• [Source records]
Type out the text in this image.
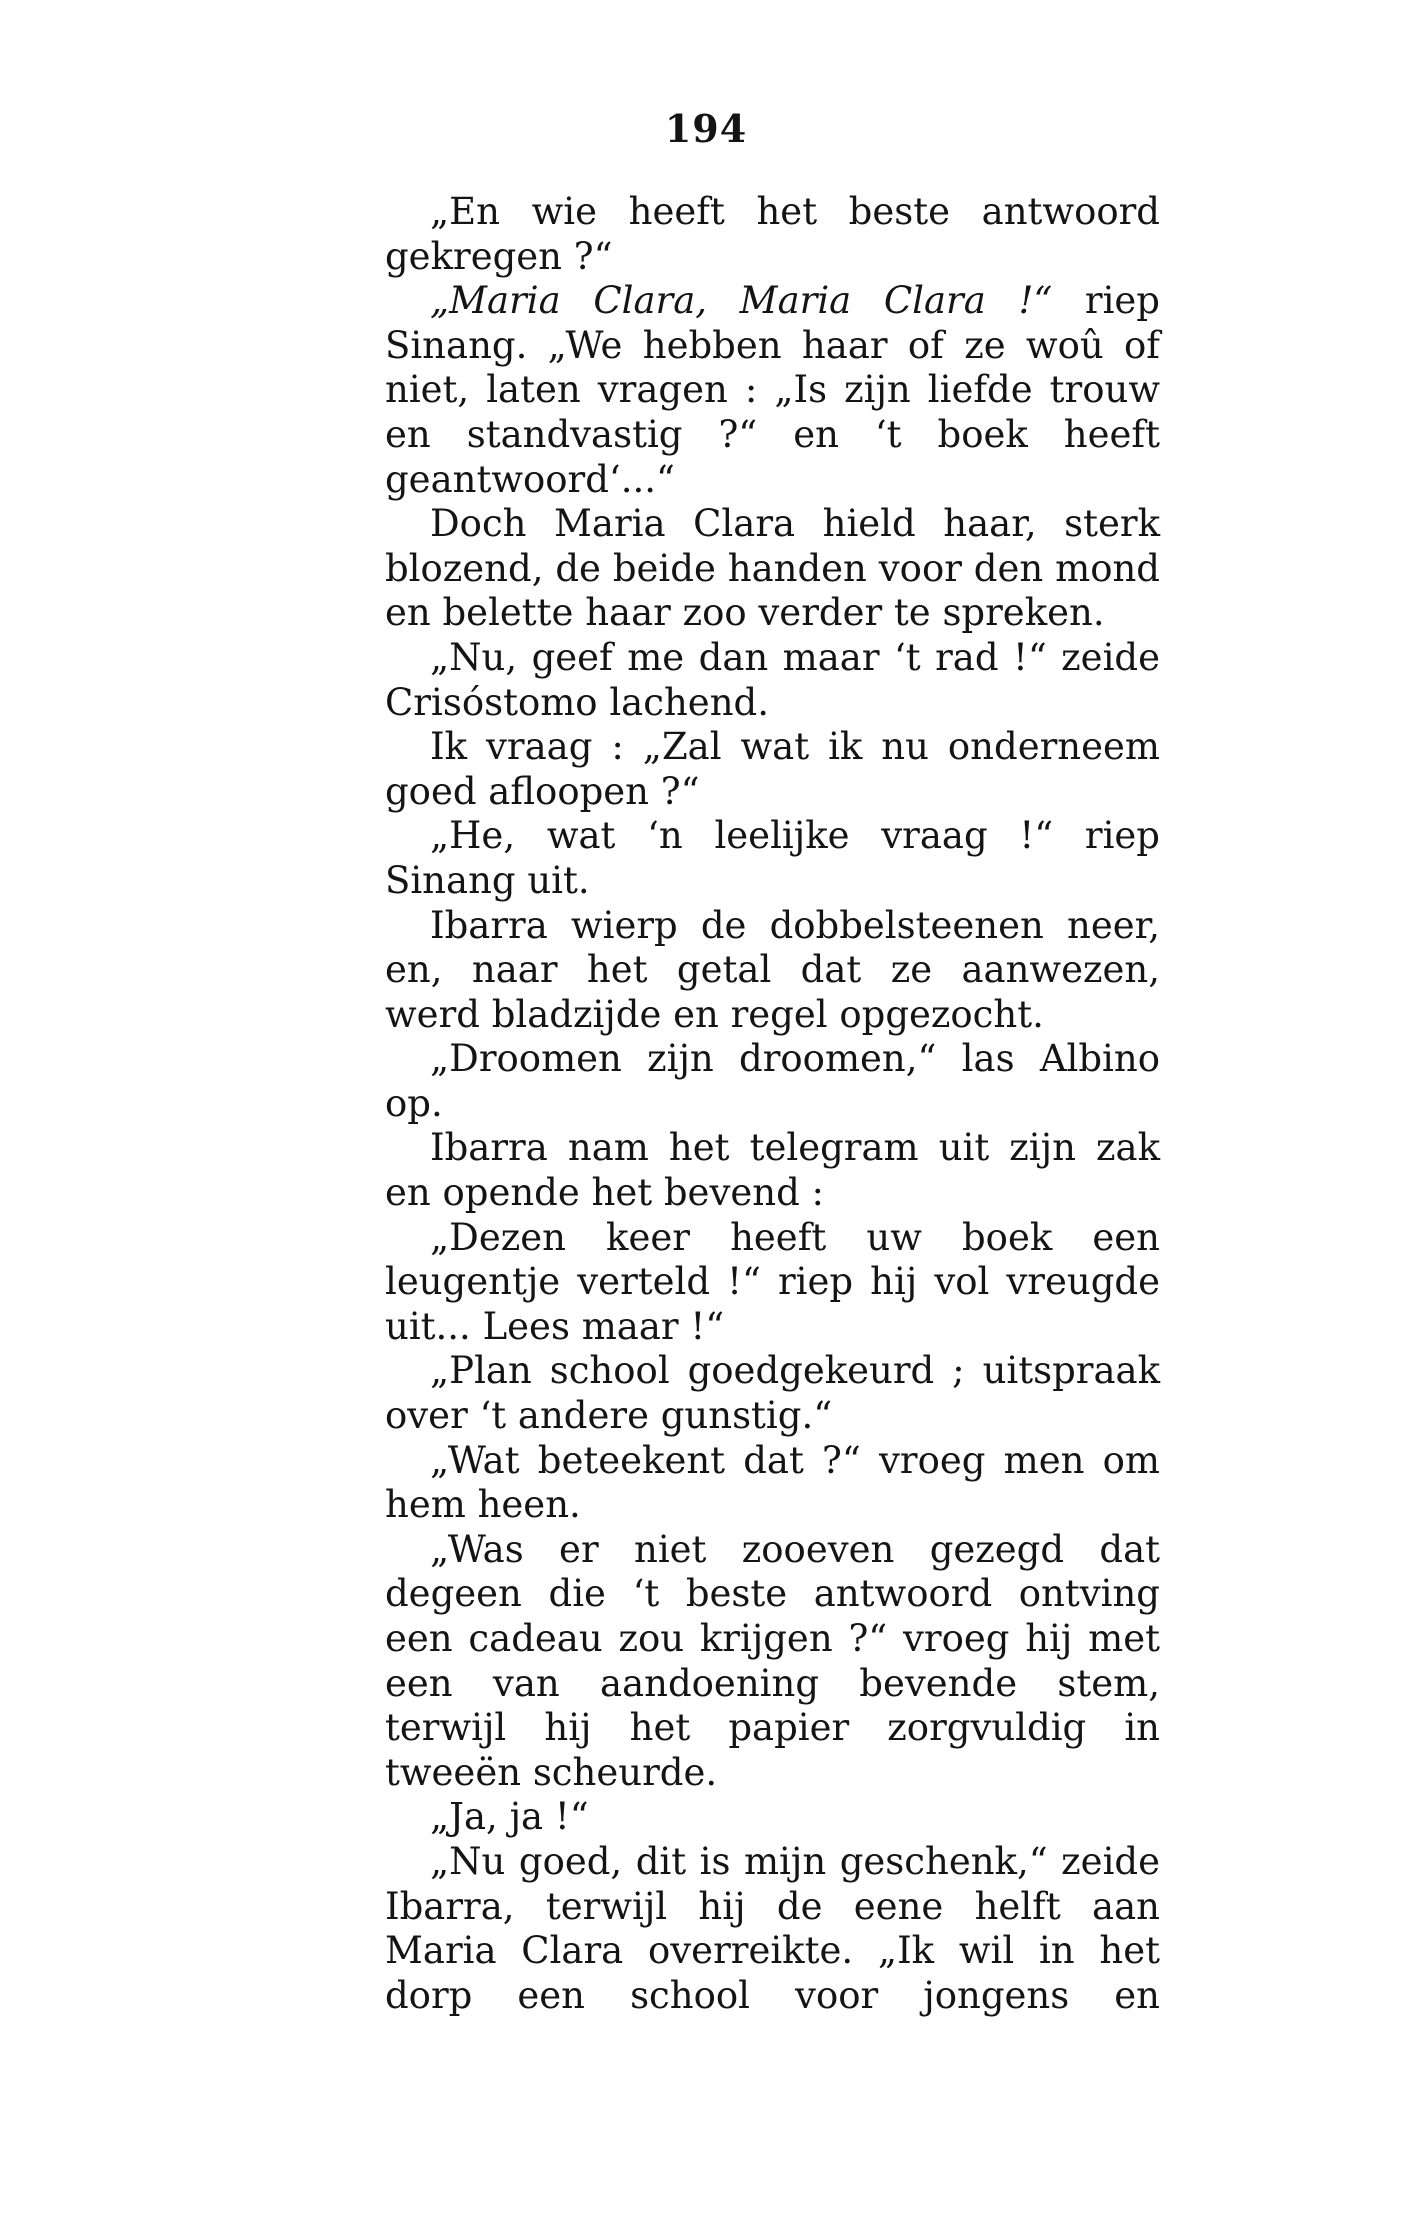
194

„En wie heeft het beste antwoord gekregen ?“

„Maria Clara, Maria Clara !“ riep Sinang. „We hebben haar of ze woû of niet, laten vragen : „Is zijn liefde trouw en standvastig ?“ en ‘t boek heeft geantwoord‘...“

Doch Maria Clara hield haar, sterk blozend, de beide handen voor den mond en belette haar zoo verder te spreken.

„Nu, geef me dan maar ‘t rad !“ zeide Crisóstomo lachend.

Ik vraag : „Zal wat ik nu onderneem goed afloopen ?“

„He, wat ‘n leelijke vraag !“ riep Sinang uit.

Ibarra wierp de dobbelsteenen neer, en, naar het getal dat ze aanwezen, werd bladzijde en regel opgezocht.

„Droomen zijn droomen,“ las Albino op.

Ibarra nam het telegram uit zijn zak en opende het bevend :

„Dezen keer heeft uw boek een leugentje verteld !“ riep hij vol vreugde uit... Lees maar !“

„Plan school goedgekeurd ; uitspraak over ‘t andere gunstig.“

„Wat beteekent dat ?“ vroeg men om hem heen.

„Was er niet zooeven gezegd dat degeen die ‘t beste antwoord ontving een cadeau zou krijgen ?“ vroeg hij met een van aandoening bevende stem, terwijl hij het papier zorgvuldig in tweeën scheurde.

„Ja, ja !“

„Nu goed, dit is mijn geschenk,“ zeide Ibarra, terwijl hij de eene helft aan Maria Clara overreikte. „Ik wil in het dorp een school voor jongens en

• [What is required] Write out the entries above word for word. Do not include the pictures.

• [Solution to this task]
Type out the text in this image.
194

„En wie heeft het beste antwoord gekregen ?“

„Maria Clara, Maria Clara !“ riep Sinang. „We hebben haar of ze woû of niet, laten vragen : „Is zijn liefde trouw en standvastig ?“ en ‘t boek heeft geantwoord‘...“

Doch Maria Clara hield haar, sterk blozend, de beide handen voor den mond en belette haar zoo verder te spreken.

„Nu, geef me dan maar ‘t rad !“ zeide Crisóstomo lachend.

Ik vraag : „Zal wat ik nu onderneem goed afloopen ?“

„He, wat ‘n leelijke vraag !“ riep Sinang uit.

Ibarra wierp de dobbelsteenen neer, en, naar het getal dat ze aanwezen, werd bladzijde en regel opgezocht.

„Droomen zijn droomen,“ las Albino op.

Ibarra nam het telegram uit zijn zak en opende het bevend :

„Dezen keer heeft uw boek een leugentje verteld !“ riep hij vol vreugde uit... Lees maar !“

„Plan school goedgekeurd ; uitspraak over ‘t andere gunstig.“

„Wat beteekent dat ?“ vroeg men om hem heen.

„Was er niet zooeven gezegd dat degeen die ‘t beste antwoord ontving een cadeau zou krijgen ?“ vroeg hij met een van aandoening bevende stem, terwijl hij het papier zorgvuldig in tweeën scheurde.

„Ja, ja !“

„Nu goed, dit is mijn geschenk,“ zeide Ibarra, terwijl hij de eene helft aan Maria Clara overreikte. „Ik wil in het dorp een school voor jongens en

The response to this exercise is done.